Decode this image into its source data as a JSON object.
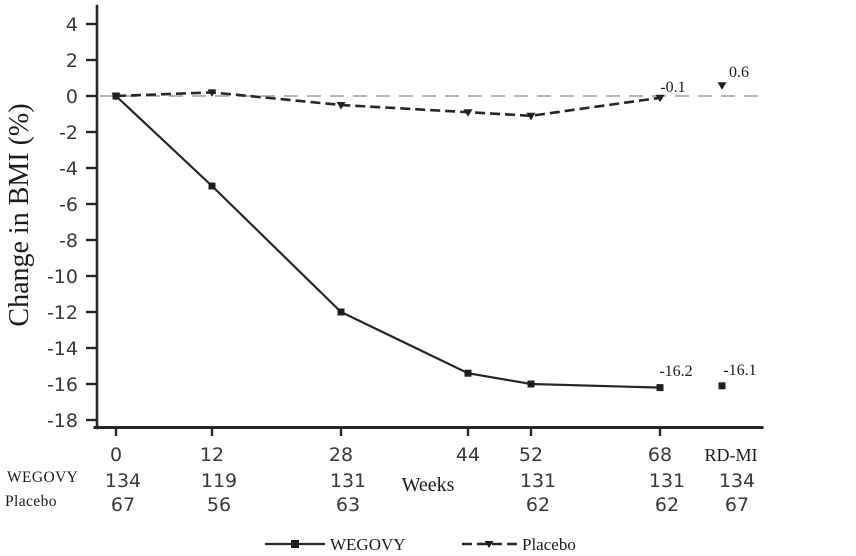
{
  "chart_data": {
    "type": "line",
    "title": "",
    "ylabel": "Change in BMI (%)",
    "xlabel": "Weeks",
    "ylim": [
      -18,
      4
    ],
    "yticks": [
      4,
      2,
      0,
      -2,
      -4,
      -6,
      -8,
      -10,
      -12,
      -14,
      -16,
      -18
    ],
    "x_categories": [
      "0",
      "12",
      "28",
      "44",
      "52",
      "68",
      "RD-MI"
    ],
    "grid": false,
    "zero_reference_line": true,
    "legend_position": "bottom",
    "series": [
      {
        "name": "WEGOVY",
        "marker": "square",
        "line": "solid",
        "x": [
          0,
          12,
          28,
          44,
          52,
          68
        ],
        "values": [
          0,
          -5,
          -12,
          -15.4,
          -16,
          -16.2
        ],
        "rdmi_value": -16.1,
        "end_label": "-16.2",
        "rdmi_label": "-16.1"
      },
      {
        "name": "Placebo",
        "marker": "triangle-down",
        "line": "dashed",
        "x": [
          0,
          12,
          28,
          44,
          52,
          68
        ],
        "values": [
          0,
          0.2,
          -0.5,
          -0.9,
          -1.1,
          -0.1
        ],
        "rdmi_value": 0.6,
        "end_label": "-0.1",
        "rdmi_label": "0.6"
      }
    ],
    "risk_table": {
      "rows": [
        {
          "label": "WEGOVY",
          "counts": [
            "134",
            "119",
            "131",
            "",
            "131",
            "131",
            "134"
          ]
        },
        {
          "label": "Placebo",
          "counts": [
            "67",
            "56",
            "63",
            "",
            "62",
            "62",
            "67"
          ]
        }
      ]
    },
    "colors": {
      "line": "#262626",
      "text": "#1c1c1c",
      "tick_text": "#39393b",
      "zero_line": "#ababab",
      "background": "#ffffff"
    }
  }
}
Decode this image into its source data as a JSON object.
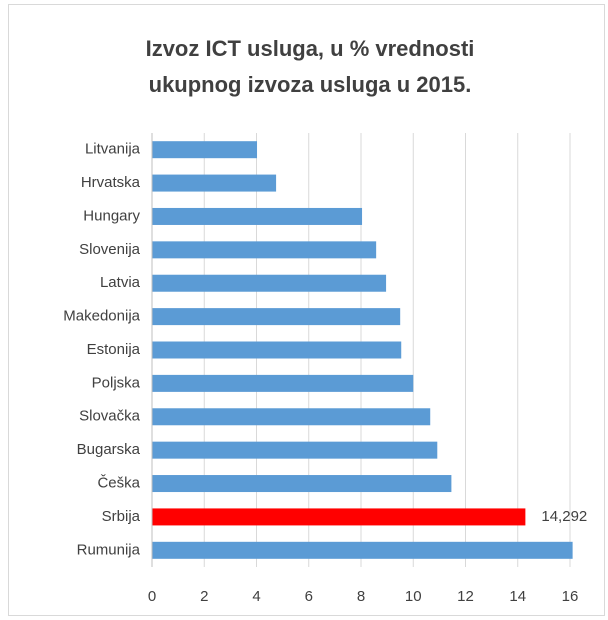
{
  "chart_data": {
    "type": "bar",
    "orientation": "horizontal",
    "title": [
      "Izvoz ICT usluga, u % vrednosti",
      "ukupnog izvoza usluga u 2015."
    ],
    "categories": [
      "Litvanija",
      "Hrvatska",
      "Hungary",
      "Slovenija",
      "Latvia",
      "Makedonija",
      "Estonija",
      "Poljska",
      "Slovačka",
      "Bugarska",
      "Češka",
      "Srbija",
      "Rumunija"
    ],
    "values": [
      4.02,
      4.75,
      8.04,
      8.58,
      8.96,
      9.5,
      9.54,
      10.0,
      10.65,
      10.92,
      11.46,
      14.292,
      16.1
    ],
    "value_labels": [
      null,
      null,
      null,
      null,
      null,
      null,
      null,
      null,
      null,
      null,
      null,
      "14,292",
      null
    ],
    "colors": [
      "#5b9bd5",
      "#5b9bd5",
      "#5b9bd5",
      "#5b9bd5",
      "#5b9bd5",
      "#5b9bd5",
      "#5b9bd5",
      "#5b9bd5",
      "#5b9bd5",
      "#5b9bd5",
      "#5b9bd5",
      "#ff0000",
      "#5b9bd5"
    ],
    "xlim": [
      0,
      16
    ],
    "xticks": [
      0,
      2,
      4,
      6,
      8,
      10,
      12,
      14,
      16
    ],
    "grid": true
  }
}
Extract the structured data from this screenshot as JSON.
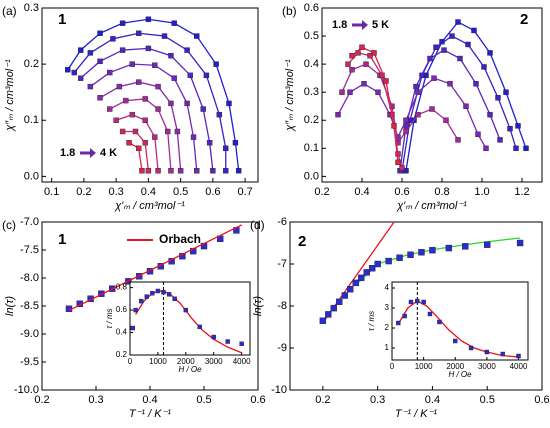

■ ■ ■ ■

**Exercise description**.
Output the entries above exactly, without their pictures.

**Answer**.
Decode this image into its source data as a JSON object.
{
  "chart_data": {
    "type": "line",
    "title": "",
    "ylabel": "Change in BMI (%)",
    "xlabel": "Weeks",
    "ylim": [
      -18,
      4
    ],
    "yticks": [
      4,
      2,
      0,
      -2,
      -4,
      -6,
      -8,
      -10,
      -12,
      -14,
      -16,
      -18
    ],
    "x_categories": [
      "0",
      "12",
      "28",
      "44",
      "52",
      "68",
      "RD-MI"
    ],
    "grid": false,
    "zero_reference_line": true,
    "legend_position": "bottom",
    "series": [
      {
        "name": "WEGOVY",
        "marker": "square",
        "line": "solid",
        "x": [
          0,
          12,
          28,
          44,
          52,
          68
        ],
        "values": [
          0,
          -5,
          -12,
          -15.4,
          -16,
          -16.2
        ],
        "rdmi_value": -16.1,
        "end_label": "-16.2",
        "rdmi_label": "-16.1"
      },
      {
        "name": "Placebo",
        "marker": "triangle-down",
        "line": "dashed",
        "x": [
          0,
          12,
          28,
          44,
          52,
          68
        ],
        "values": [
          0,
          0.2,
          -0.5,
          -0.9,
          -1.1,
          -0.1
        ],
        "rdmi_value": 0.6,
        "end_label": "-0.1",
        "rdmi_label": "0.6"
      }
    ],
    "risk_table": {
      "rows": [
        {
          "label": "WEGOVY",
          "counts": [
            "134",
            "119",
            "131",
            "",
            "131",
            "131",
            "134"
          ]
        },
        {
          "label": "Placebo",
          "counts": [
            "67",
            "56",
            "63",
            "",
            "62",
            "62",
            "67"
          ]
        }
      ]
    },
    "colors": {
      "line": "#262626",
      "text": "#1c1c1c",
      "tick_text": "#39393b",
      "zero_line": "#ababab",
      "background": "#ffffff"
    }
  }
}
Decode this image into its source data as a JSON object.
{
  "chart_data": {
    "type": "bar",
    "orientation": "horizontal",
    "title": [
      "Izvoz ICT usluga, u % vrednosti",
      "ukupnog izvoza usluga u 2015."
    ],
    "categories": [
      "Litvanija",
      "Hrvatska",
      "Hungary",
      "Slovenija",
      "Latvia",
      "Makedonija",
      "Estonija",
      "Poljska",
      "Slovačka",
      "Bugarska",
      "Češka",
      "Srbija",
      "Rumunija"
    ],
    "values": [
      4.02,
      4.75,
      8.04,
      8.58,
      8.96,
      9.5,
      9.54,
      10.0,
      10.65,
      10.92,
      11.46,
      14.292,
      16.1
    ],
    "value_labels": [
      null,
      null,
      null,
      null,
      null,
      null,
      null,
      null,
      null,
      null,
      null,
      "14,292",
      null
    ],
    "colors": [
      "#5b9bd5",
      "#5b9bd5",
      "#5b9bd5",
      "#5b9bd5",
      "#5b9bd5",
      "#5b9bd5",
      "#5b9bd5",
      "#5b9bd5",
      "#5b9bd5",
      "#5b9bd5",
      "#5b9bd5",
      "#ff0000",
      "#5b9bd5"
    ],
    "xlim": [
      0,
      16
    ],
    "xticks": [
      0,
      2,
      4,
      6,
      8,
      10,
      12,
      14,
      16
    ],
    "grid": true
  }
}
Extract the structured data from this screenshot as JSON.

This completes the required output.